> **Exercise details**
Say how many lines hold the string "Purty", and nothing more.

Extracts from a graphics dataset
— start —

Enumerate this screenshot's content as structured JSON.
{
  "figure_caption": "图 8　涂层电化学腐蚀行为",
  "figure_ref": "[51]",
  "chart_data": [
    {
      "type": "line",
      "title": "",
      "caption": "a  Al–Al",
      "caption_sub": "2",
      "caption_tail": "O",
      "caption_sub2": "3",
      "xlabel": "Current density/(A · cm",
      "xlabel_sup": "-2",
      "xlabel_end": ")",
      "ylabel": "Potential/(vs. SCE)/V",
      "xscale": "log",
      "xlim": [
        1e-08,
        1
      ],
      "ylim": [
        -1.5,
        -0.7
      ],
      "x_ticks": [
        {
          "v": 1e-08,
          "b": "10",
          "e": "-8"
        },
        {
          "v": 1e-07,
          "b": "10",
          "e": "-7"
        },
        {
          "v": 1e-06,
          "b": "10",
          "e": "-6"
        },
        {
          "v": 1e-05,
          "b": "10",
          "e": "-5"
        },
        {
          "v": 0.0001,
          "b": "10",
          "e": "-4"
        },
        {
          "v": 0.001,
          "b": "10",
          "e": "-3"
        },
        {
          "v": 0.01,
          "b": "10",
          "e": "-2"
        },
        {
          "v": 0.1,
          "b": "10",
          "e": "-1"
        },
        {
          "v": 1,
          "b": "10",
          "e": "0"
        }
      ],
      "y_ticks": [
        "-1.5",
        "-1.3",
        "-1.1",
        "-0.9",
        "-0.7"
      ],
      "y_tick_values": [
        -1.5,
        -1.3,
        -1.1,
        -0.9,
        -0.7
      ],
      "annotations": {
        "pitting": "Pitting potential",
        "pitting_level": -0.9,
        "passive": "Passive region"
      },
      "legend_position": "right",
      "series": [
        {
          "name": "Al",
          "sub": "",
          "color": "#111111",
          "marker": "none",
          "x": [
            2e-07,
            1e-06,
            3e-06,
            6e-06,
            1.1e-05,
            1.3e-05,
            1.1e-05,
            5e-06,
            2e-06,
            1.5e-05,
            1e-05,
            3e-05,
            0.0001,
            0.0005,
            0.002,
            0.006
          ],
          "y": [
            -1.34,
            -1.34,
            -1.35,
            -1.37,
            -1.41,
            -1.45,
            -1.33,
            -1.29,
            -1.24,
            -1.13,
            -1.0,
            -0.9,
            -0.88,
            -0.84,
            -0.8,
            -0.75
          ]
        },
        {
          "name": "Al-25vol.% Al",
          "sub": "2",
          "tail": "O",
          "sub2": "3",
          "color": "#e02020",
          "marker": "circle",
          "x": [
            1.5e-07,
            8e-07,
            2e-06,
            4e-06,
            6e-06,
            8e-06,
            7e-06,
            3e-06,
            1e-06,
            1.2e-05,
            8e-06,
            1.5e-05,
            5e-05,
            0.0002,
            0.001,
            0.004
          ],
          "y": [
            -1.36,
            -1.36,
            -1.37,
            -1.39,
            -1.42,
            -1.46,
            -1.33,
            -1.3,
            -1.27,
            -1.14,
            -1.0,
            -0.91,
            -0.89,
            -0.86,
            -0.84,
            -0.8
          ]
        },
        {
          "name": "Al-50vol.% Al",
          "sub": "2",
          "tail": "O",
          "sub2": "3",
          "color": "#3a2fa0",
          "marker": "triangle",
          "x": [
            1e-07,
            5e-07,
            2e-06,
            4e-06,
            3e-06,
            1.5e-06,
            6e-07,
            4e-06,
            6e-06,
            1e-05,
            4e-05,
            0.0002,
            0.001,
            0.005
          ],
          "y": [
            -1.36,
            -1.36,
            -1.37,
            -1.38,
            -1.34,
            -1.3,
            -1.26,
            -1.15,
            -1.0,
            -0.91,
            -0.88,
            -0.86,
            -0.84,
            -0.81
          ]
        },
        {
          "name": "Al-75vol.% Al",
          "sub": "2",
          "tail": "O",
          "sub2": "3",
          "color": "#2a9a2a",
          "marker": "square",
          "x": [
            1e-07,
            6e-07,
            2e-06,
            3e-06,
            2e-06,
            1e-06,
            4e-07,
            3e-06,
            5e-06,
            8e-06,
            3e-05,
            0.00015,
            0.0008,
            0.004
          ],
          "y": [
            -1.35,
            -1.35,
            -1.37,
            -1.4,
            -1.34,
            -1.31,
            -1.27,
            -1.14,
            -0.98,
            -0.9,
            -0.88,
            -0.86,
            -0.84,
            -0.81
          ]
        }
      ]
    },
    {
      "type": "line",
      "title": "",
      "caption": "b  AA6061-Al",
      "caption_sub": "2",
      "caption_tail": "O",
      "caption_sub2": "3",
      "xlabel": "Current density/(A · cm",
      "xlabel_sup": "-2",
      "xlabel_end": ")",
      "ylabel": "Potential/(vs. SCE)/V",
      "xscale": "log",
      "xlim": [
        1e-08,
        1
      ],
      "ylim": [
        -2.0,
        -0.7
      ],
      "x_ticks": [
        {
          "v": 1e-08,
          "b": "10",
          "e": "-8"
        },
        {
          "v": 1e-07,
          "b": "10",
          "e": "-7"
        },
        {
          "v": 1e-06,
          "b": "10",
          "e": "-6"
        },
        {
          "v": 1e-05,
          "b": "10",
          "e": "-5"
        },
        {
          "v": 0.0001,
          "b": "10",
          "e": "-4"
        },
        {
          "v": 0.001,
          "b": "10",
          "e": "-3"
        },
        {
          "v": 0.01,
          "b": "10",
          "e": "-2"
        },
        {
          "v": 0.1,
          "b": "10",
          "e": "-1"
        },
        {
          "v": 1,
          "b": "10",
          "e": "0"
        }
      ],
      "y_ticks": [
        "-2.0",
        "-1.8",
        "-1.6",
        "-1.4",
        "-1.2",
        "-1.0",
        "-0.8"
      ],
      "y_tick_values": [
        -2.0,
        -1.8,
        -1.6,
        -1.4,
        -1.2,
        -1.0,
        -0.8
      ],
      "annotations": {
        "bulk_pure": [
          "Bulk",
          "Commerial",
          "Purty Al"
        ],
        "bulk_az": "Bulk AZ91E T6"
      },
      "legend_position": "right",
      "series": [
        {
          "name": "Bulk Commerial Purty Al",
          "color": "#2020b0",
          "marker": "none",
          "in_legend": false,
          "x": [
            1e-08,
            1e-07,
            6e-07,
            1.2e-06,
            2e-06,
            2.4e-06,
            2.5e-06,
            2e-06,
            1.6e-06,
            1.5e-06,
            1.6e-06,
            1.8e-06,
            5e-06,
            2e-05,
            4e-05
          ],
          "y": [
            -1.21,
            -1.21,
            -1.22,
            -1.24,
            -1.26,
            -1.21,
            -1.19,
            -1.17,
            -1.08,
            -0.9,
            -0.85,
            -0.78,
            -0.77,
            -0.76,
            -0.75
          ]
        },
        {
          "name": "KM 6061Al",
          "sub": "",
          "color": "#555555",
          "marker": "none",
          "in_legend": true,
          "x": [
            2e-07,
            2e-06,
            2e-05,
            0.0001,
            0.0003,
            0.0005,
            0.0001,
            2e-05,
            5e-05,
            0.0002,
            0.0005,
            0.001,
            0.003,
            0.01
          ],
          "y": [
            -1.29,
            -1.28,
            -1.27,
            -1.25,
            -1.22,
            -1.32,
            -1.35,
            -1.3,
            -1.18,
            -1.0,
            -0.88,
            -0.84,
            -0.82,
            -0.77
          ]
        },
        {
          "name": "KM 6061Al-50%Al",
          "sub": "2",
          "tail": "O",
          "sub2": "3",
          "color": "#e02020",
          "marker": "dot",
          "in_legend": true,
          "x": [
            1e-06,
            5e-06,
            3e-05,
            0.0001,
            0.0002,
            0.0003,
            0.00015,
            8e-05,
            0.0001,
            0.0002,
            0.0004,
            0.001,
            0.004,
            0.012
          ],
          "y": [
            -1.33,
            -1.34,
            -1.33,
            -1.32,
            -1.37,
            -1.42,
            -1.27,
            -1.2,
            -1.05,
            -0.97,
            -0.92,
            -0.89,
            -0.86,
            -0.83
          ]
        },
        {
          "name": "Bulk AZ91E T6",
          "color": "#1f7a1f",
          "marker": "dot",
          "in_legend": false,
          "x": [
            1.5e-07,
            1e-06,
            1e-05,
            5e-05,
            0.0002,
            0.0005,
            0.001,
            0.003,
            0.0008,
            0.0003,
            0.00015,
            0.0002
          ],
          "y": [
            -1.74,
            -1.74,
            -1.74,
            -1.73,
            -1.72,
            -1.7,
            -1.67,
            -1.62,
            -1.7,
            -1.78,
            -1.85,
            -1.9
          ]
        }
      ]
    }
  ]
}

— end —

> **Answer to this exercise**
2